▸ Directions for this task
Tally the lines that include "اطلاعات". Output the number only.

▸ Entries supplied

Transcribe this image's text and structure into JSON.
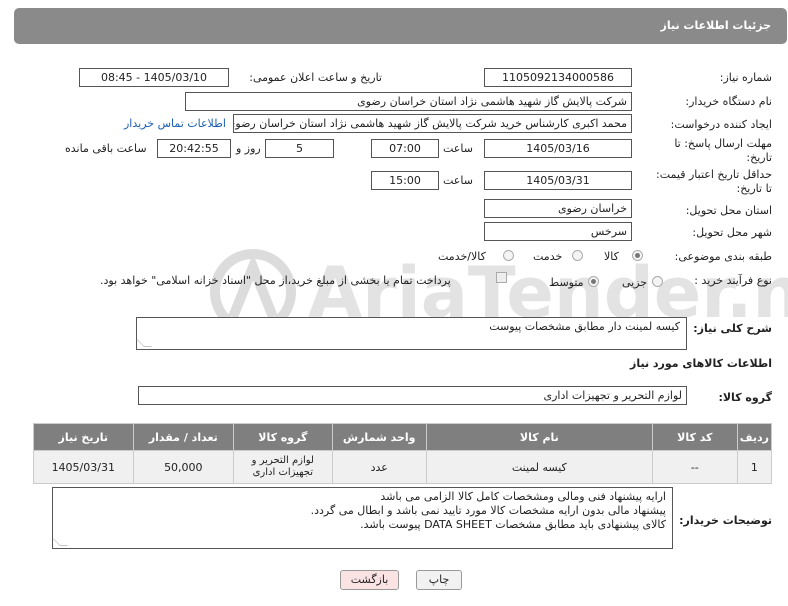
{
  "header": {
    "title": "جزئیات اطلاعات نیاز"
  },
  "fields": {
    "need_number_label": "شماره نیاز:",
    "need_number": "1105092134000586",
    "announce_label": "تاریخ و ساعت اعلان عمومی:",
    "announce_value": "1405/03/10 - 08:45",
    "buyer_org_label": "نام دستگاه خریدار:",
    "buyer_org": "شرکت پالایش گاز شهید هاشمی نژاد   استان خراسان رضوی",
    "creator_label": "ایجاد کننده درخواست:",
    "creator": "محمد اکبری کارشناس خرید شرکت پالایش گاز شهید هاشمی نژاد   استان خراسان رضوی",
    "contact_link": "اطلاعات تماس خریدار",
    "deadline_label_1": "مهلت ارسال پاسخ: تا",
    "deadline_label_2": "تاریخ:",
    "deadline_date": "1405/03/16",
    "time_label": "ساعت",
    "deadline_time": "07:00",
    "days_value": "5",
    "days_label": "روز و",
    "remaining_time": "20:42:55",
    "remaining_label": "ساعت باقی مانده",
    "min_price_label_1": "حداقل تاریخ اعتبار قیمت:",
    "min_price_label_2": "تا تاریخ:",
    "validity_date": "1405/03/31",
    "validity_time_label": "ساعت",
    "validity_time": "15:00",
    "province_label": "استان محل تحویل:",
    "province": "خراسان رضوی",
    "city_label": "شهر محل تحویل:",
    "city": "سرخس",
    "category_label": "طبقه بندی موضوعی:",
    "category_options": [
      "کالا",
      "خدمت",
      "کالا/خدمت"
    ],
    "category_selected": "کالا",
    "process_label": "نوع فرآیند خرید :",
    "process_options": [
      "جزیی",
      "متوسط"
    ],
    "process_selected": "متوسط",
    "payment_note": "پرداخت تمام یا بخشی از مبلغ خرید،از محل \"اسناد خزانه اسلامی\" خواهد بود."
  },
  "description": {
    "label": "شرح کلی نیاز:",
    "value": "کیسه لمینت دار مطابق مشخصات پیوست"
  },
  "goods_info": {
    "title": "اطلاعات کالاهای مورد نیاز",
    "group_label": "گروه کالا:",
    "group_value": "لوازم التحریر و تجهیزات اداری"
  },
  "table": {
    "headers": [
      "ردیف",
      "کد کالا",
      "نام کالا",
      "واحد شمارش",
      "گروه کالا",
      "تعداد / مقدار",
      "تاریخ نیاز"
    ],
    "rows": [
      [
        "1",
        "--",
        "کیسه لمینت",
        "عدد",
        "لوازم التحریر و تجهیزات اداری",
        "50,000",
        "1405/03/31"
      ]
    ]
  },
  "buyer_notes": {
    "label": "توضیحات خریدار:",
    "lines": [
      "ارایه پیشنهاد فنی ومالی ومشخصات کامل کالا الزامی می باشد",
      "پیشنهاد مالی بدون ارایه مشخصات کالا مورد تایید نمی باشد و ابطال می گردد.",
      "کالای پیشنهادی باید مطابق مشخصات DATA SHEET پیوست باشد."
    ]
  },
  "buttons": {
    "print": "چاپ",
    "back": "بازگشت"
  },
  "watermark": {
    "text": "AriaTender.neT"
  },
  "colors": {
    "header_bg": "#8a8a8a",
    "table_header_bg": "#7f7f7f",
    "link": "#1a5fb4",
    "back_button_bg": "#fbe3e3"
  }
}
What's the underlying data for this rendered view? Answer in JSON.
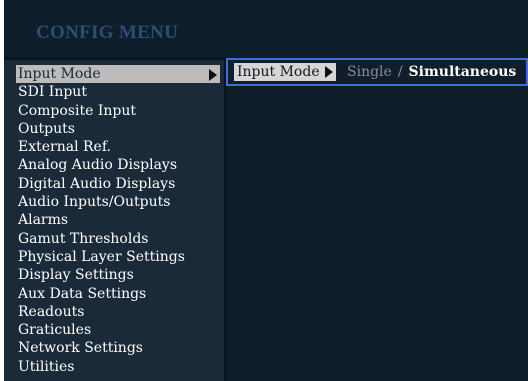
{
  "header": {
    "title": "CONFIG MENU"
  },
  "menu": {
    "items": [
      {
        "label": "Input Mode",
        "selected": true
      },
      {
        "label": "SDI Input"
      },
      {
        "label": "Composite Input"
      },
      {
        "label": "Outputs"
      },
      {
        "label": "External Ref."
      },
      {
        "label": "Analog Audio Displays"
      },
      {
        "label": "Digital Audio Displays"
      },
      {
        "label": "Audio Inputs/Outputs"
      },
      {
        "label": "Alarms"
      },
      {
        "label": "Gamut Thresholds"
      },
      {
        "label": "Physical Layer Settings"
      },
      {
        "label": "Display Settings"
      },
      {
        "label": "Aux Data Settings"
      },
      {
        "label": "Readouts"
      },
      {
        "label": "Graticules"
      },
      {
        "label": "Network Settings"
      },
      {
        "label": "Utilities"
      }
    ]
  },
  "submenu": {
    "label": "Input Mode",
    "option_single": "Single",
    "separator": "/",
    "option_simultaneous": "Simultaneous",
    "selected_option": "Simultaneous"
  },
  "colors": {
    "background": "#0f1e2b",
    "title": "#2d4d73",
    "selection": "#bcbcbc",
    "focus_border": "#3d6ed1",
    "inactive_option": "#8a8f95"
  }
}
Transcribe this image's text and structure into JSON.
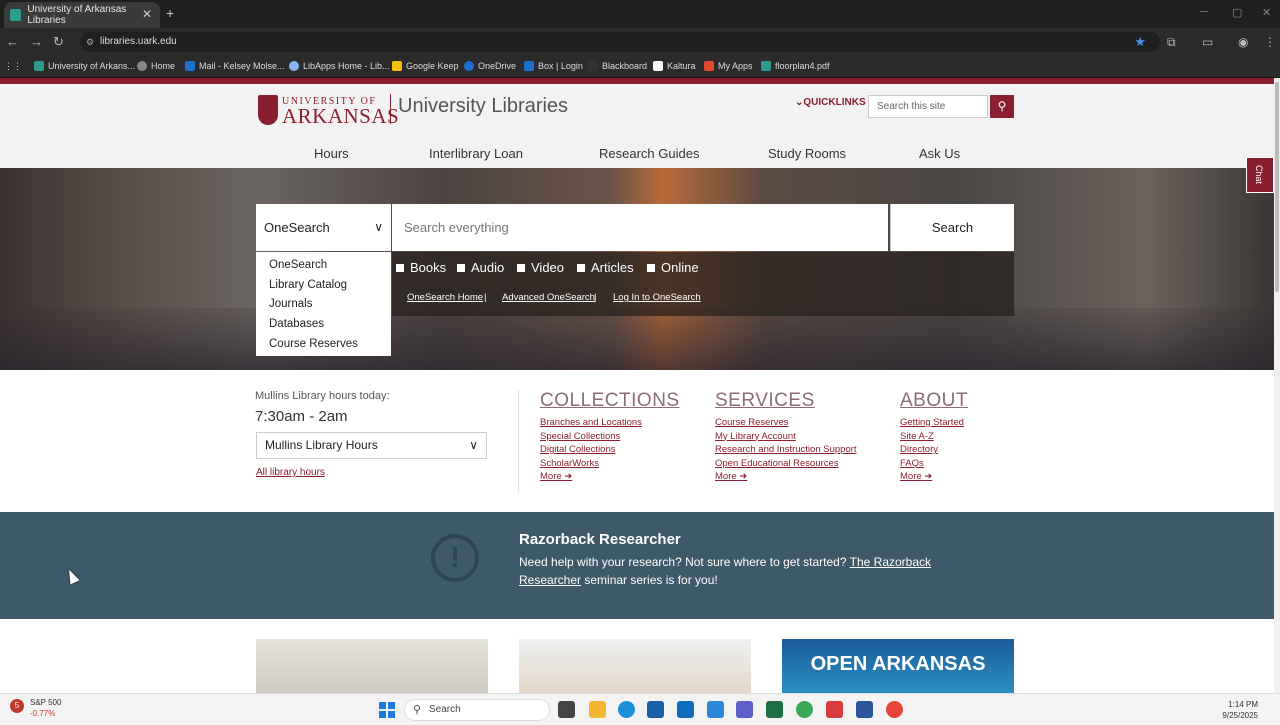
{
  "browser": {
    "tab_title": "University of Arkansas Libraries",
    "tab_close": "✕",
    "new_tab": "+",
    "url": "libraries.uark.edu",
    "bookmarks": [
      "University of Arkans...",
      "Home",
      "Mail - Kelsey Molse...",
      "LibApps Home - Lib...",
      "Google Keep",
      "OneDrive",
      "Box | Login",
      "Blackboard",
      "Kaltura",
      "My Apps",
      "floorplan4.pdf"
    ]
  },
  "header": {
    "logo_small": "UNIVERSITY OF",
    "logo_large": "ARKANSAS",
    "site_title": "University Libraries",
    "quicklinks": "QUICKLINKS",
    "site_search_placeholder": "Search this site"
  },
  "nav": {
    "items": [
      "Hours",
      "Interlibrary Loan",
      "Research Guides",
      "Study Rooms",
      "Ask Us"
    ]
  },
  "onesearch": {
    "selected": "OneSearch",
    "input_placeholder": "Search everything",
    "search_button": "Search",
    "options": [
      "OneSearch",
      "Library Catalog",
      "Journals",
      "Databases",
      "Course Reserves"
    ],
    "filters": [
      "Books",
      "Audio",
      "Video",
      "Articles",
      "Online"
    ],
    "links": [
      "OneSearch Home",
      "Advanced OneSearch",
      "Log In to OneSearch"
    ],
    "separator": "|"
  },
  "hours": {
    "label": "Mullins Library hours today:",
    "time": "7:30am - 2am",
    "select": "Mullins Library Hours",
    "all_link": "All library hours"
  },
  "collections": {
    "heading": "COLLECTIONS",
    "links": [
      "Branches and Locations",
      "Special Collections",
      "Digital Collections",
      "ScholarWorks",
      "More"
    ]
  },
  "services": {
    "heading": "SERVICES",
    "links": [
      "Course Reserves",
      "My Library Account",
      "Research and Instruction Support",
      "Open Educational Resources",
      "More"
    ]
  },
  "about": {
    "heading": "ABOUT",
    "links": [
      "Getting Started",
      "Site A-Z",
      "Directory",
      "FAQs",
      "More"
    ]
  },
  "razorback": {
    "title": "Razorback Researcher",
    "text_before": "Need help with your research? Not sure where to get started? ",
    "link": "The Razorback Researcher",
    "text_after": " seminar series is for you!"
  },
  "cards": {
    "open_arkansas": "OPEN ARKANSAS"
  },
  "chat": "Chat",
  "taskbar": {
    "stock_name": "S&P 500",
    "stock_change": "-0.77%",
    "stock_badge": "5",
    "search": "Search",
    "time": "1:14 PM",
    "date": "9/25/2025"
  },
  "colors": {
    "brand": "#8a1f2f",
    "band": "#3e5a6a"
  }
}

▸ Answer to the exercise
3